> Your objective
Give the records back in full, exactly as they read.

> Input rows
***

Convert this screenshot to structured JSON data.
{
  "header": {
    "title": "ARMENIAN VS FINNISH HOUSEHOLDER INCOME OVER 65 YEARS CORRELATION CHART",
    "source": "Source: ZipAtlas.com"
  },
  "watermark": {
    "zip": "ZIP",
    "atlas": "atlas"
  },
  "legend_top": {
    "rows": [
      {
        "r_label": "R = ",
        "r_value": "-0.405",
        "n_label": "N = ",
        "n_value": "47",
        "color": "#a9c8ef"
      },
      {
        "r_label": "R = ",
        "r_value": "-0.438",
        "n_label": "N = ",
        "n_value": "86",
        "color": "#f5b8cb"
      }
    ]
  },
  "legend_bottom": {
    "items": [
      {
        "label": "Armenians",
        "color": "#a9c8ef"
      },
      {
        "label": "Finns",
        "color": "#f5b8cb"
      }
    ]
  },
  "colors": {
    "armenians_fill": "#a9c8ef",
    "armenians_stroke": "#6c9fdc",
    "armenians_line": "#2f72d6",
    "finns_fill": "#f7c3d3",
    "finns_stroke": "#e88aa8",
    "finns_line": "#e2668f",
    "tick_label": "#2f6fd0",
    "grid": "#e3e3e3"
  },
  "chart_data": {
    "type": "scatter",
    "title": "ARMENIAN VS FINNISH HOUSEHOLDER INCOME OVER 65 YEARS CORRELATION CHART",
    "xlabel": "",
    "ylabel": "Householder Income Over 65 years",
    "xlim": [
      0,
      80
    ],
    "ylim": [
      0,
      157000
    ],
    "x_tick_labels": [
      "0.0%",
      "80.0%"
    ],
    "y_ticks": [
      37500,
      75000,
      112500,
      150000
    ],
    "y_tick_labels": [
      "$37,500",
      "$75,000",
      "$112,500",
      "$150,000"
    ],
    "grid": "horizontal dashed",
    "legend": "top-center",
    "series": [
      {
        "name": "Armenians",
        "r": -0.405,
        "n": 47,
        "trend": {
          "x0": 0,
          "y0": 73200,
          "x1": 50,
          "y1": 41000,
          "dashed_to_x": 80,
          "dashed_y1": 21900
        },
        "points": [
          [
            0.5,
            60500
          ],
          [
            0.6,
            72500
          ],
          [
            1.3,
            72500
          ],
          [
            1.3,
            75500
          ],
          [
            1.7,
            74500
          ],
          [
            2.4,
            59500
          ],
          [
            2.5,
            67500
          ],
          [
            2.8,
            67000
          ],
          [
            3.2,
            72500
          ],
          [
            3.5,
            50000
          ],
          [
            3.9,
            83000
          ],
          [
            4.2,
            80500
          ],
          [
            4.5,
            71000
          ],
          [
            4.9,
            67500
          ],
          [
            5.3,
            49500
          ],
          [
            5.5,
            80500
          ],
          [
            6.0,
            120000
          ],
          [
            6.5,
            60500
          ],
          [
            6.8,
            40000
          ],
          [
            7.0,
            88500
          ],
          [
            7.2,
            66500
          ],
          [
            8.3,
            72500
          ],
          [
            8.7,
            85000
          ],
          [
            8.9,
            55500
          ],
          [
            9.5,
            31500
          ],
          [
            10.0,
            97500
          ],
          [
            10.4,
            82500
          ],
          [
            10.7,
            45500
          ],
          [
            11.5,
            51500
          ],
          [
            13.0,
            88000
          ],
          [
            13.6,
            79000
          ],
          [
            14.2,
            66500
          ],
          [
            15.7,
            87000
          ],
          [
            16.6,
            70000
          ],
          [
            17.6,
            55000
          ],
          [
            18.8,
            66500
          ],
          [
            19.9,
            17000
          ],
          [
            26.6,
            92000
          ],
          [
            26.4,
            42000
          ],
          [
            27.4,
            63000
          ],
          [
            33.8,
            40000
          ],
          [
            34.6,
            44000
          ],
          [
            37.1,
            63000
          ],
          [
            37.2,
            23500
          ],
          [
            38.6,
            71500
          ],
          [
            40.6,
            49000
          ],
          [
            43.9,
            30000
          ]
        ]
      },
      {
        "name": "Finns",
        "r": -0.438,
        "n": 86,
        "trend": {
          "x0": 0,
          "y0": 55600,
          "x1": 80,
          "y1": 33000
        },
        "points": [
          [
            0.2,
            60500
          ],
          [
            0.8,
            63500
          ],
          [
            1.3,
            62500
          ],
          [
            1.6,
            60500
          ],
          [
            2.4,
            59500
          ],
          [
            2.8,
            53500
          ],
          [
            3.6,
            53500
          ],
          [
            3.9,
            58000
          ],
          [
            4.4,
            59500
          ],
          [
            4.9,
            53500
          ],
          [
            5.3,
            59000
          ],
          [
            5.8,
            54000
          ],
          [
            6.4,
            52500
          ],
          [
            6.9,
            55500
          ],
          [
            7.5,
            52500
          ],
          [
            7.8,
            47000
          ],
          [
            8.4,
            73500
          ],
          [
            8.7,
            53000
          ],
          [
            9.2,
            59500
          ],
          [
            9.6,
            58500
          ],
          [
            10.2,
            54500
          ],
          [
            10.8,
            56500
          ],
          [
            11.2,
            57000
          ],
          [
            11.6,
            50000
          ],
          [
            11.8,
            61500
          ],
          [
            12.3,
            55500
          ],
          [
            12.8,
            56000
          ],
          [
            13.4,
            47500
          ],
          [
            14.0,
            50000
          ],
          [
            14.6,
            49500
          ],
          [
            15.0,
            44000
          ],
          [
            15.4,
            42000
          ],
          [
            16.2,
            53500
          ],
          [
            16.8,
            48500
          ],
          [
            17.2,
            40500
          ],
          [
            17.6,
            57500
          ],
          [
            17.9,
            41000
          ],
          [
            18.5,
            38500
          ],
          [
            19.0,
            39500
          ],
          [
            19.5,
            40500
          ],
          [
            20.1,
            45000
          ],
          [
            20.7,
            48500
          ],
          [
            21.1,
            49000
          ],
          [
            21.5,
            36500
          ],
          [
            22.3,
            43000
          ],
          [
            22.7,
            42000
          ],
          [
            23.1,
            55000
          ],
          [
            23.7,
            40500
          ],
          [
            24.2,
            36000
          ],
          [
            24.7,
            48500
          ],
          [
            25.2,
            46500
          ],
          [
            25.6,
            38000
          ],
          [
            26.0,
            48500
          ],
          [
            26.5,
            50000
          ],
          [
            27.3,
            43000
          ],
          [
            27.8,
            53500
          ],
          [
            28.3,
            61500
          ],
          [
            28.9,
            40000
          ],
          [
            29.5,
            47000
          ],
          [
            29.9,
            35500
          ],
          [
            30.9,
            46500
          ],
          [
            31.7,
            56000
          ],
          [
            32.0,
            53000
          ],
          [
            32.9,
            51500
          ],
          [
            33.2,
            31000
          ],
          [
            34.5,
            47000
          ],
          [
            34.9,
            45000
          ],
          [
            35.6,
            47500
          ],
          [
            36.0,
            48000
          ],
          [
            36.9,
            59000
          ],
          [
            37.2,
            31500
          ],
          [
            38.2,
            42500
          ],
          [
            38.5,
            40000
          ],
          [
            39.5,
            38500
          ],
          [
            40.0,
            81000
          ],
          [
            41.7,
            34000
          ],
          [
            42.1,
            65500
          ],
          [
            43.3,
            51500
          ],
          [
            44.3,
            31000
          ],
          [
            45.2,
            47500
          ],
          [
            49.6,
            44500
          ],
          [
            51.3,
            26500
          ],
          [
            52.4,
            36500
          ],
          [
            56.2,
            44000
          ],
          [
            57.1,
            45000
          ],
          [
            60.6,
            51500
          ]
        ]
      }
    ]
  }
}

***

> Answer to the exercise
Convert this screenshot to structured JSON data.
{
  "header": {
    "title": "ARMENIAN VS FINNISH HOUSEHOLDER INCOME OVER 65 YEARS CORRELATION CHART",
    "source": "Source: ZipAtlas.com"
  },
  "watermark": {
    "zip": "ZIP",
    "atlas": "atlas"
  },
  "legend_top": {
    "rows": [
      {
        "r_label": "R = ",
        "r_value": "-0.405",
        "n_label": "N = ",
        "n_value": "47",
        "color": "#a9c8ef"
      },
      {
        "r_label": "R = ",
        "r_value": "-0.438",
        "n_label": "N = ",
        "n_value": "86",
        "color": "#f5b8cb"
      }
    ]
  },
  "legend_bottom": {
    "items": [
      {
        "label": "Armenians",
        "color": "#a9c8ef"
      },
      {
        "label": "Finns",
        "color": "#f5b8cb"
      }
    ]
  },
  "colors": {
    "armenians_fill": "#a9c8ef",
    "armenians_stroke": "#6c9fdc",
    "armenians_line": "#2f72d6",
    "finns_fill": "#f7c3d3",
    "finns_stroke": "#e88aa8",
    "finns_line": "#e2668f",
    "tick_label": "#2f6fd0",
    "grid": "#e3e3e3"
  },
  "chart_data": {
    "type": "scatter",
    "title": "ARMENIAN VS FINNISH HOUSEHOLDER INCOME OVER 65 YEARS CORRELATION CHART",
    "xlabel": "",
    "ylabel": "Householder Income Over 65 years",
    "xlim": [
      0,
      80
    ],
    "ylim": [
      0,
      157000
    ],
    "x_tick_labels": [
      "0.0%",
      "80.0%"
    ],
    "y_ticks": [
      37500,
      75000,
      112500,
      150000
    ],
    "y_tick_labels": [
      "$37,500",
      "$75,000",
      "$112,500",
      "$150,000"
    ],
    "grid": "horizontal dashed",
    "legend": "top-center",
    "series": [
      {
        "name": "Armenians",
        "r": -0.405,
        "n": 47,
        "trend": {
          "x0": 0,
          "y0": 73200,
          "x1": 50,
          "y1": 41000,
          "dashed_to_x": 80,
          "dashed_y1": 21900
        },
        "points": [
          [
            0.5,
            60500
          ],
          [
            0.6,
            72500
          ],
          [
            1.3,
            72500
          ],
          [
            1.3,
            75500
          ],
          [
            1.7,
            74500
          ],
          [
            2.4,
            59500
          ],
          [
            2.5,
            67500
          ],
          [
            2.8,
            67000
          ],
          [
            3.2,
            72500
          ],
          [
            3.5,
            50000
          ],
          [
            3.9,
            83000
          ],
          [
            4.2,
            80500
          ],
          [
            4.5,
            71000
          ],
          [
            4.9,
            67500
          ],
          [
            5.3,
            49500
          ],
          [
            5.5,
            80500
          ],
          [
            6.0,
            120000
          ],
          [
            6.5,
            60500
          ],
          [
            6.8,
            40000
          ],
          [
            7.0,
            88500
          ],
          [
            7.2,
            66500
          ],
          [
            8.3,
            72500
          ],
          [
            8.7,
            85000
          ],
          [
            8.9,
            55500
          ],
          [
            9.5,
            31500
          ],
          [
            10.0,
            97500
          ],
          [
            10.4,
            82500
          ],
          [
            10.7,
            45500
          ],
          [
            11.5,
            51500
          ],
          [
            13.0,
            88000
          ],
          [
            13.6,
            79000
          ],
          [
            14.2,
            66500
          ],
          [
            15.7,
            87000
          ],
          [
            16.6,
            70000
          ],
          [
            17.6,
            55000
          ],
          [
            18.8,
            66500
          ],
          [
            19.9,
            17000
          ],
          [
            26.6,
            92000
          ],
          [
            26.4,
            42000
          ],
          [
            27.4,
            63000
          ],
          [
            33.8,
            40000
          ],
          [
            34.6,
            44000
          ],
          [
            37.1,
            63000
          ],
          [
            37.2,
            23500
          ],
          [
            38.6,
            71500
          ],
          [
            40.6,
            49000
          ],
          [
            43.9,
            30000
          ]
        ]
      },
      {
        "name": "Finns",
        "r": -0.438,
        "n": 86,
        "trend": {
          "x0": 0,
          "y0": 55600,
          "x1": 80,
          "y1": 33000
        },
        "points": [
          [
            0.2,
            60500
          ],
          [
            0.8,
            63500
          ],
          [
            1.3,
            62500
          ],
          [
            1.6,
            60500
          ],
          [
            2.4,
            59500
          ],
          [
            2.8,
            53500
          ],
          [
            3.6,
            53500
          ],
          [
            3.9,
            58000
          ],
          [
            4.4,
            59500
          ],
          [
            4.9,
            53500
          ],
          [
            5.3,
            59000
          ],
          [
            5.8,
            54000
          ],
          [
            6.4,
            52500
          ],
          [
            6.9,
            55500
          ],
          [
            7.5,
            52500
          ],
          [
            7.8,
            47000
          ],
          [
            8.4,
            73500
          ],
          [
            8.7,
            53000
          ],
          [
            9.2,
            59500
          ],
          [
            9.6,
            58500
          ],
          [
            10.2,
            54500
          ],
          [
            10.8,
            56500
          ],
          [
            11.2,
            57000
          ],
          [
            11.6,
            50000
          ],
          [
            11.8,
            61500
          ],
          [
            12.3,
            55500
          ],
          [
            12.8,
            56000
          ],
          [
            13.4,
            47500
          ],
          [
            14.0,
            50000
          ],
          [
            14.6,
            49500
          ],
          [
            15.0,
            44000
          ],
          [
            15.4,
            42000
          ],
          [
            16.2,
            53500
          ],
          [
            16.8,
            48500
          ],
          [
            17.2,
            40500
          ],
          [
            17.6,
            57500
          ],
          [
            17.9,
            41000
          ],
          [
            18.5,
            38500
          ],
          [
            19.0,
            39500
          ],
          [
            19.5,
            40500
          ],
          [
            20.1,
            45000
          ],
          [
            20.7,
            48500
          ],
          [
            21.1,
            49000
          ],
          [
            21.5,
            36500
          ],
          [
            22.3,
            43000
          ],
          [
            22.7,
            42000
          ],
          [
            23.1,
            55000
          ],
          [
            23.7,
            40500
          ],
          [
            24.2,
            36000
          ],
          [
            24.7,
            48500
          ],
          [
            25.2,
            46500
          ],
          [
            25.6,
            38000
          ],
          [
            26.0,
            48500
          ],
          [
            26.5,
            50000
          ],
          [
            27.3,
            43000
          ],
          [
            27.8,
            53500
          ],
          [
            28.3,
            61500
          ],
          [
            28.9,
            40000
          ],
          [
            29.5,
            47000
          ],
          [
            29.9,
            35500
          ],
          [
            30.9,
            46500
          ],
          [
            31.7,
            56000
          ],
          [
            32.0,
            53000
          ],
          [
            32.9,
            51500
          ],
          [
            33.2,
            31000
          ],
          [
            34.5,
            47000
          ],
          [
            34.9,
            45000
          ],
          [
            35.6,
            47500
          ],
          [
            36.0,
            48000
          ],
          [
            36.9,
            59000
          ],
          [
            37.2,
            31500
          ],
          [
            38.2,
            42500
          ],
          [
            38.5,
            40000
          ],
          [
            39.5,
            38500
          ],
          [
            40.0,
            81000
          ],
          [
            41.7,
            34000
          ],
          [
            42.1,
            65500
          ],
          [
            43.3,
            51500
          ],
          [
            44.3,
            31000
          ],
          [
            45.2,
            47500
          ],
          [
            49.6,
            44500
          ],
          [
            51.3,
            26500
          ],
          [
            52.4,
            36500
          ],
          [
            56.2,
            44000
          ],
          [
            57.1,
            45000
          ],
          [
            60.6,
            51500
          ]
        ]
      }
    ]
  }
}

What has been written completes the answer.